▶ _What is needed_
Check the listing below line by line and report how many lines hold "reagan", with no other words.

Data excerpts
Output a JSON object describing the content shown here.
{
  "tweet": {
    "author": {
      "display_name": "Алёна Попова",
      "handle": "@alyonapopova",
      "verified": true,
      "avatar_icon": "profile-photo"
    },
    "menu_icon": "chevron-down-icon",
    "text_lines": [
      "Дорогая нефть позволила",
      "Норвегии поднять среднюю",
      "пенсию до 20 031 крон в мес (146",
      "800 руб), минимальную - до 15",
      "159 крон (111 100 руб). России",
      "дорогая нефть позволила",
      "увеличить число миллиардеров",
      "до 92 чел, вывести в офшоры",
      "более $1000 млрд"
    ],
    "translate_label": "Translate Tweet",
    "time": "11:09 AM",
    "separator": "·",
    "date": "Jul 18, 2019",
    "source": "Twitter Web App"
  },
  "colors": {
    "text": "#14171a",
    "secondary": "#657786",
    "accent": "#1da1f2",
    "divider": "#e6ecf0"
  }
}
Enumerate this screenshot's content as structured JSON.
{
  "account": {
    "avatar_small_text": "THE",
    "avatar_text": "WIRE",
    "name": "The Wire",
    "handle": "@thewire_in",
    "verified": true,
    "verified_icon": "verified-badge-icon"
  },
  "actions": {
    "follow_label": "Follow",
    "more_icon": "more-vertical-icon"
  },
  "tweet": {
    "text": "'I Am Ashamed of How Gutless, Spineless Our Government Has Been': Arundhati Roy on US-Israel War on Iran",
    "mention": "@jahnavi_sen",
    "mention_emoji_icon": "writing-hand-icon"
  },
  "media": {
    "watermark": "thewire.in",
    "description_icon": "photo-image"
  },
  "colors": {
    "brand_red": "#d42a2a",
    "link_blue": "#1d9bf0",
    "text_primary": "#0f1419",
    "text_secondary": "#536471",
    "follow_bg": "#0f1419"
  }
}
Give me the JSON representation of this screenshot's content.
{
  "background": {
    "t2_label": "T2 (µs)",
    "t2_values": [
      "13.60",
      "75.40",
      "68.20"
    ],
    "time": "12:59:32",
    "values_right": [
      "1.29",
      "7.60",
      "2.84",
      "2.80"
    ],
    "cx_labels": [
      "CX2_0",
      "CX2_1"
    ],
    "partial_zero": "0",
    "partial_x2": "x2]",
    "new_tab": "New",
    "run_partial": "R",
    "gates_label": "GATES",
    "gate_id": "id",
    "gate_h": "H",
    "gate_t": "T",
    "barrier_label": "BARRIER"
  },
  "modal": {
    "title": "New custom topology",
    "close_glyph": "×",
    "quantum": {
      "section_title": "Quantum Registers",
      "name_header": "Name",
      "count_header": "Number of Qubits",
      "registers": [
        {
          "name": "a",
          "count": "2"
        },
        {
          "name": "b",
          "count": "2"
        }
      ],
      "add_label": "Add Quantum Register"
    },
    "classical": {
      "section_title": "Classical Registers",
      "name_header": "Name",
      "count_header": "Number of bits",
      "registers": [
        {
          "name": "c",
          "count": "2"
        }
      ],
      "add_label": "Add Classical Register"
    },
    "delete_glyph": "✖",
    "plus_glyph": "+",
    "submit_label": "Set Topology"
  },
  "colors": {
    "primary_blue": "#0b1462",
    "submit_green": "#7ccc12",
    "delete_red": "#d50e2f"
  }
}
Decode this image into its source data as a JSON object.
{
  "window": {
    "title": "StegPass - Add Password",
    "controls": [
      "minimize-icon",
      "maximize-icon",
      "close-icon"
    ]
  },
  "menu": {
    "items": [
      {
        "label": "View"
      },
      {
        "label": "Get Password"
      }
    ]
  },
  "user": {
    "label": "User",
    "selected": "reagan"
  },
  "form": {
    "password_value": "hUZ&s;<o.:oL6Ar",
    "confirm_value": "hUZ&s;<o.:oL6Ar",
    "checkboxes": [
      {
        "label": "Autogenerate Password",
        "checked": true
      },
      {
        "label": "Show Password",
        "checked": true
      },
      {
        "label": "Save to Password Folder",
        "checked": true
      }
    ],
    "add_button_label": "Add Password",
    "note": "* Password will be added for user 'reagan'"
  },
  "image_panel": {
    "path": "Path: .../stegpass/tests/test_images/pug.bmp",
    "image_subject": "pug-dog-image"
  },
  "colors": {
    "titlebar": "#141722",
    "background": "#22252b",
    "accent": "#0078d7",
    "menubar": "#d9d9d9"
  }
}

▶ _Solved exercise_
2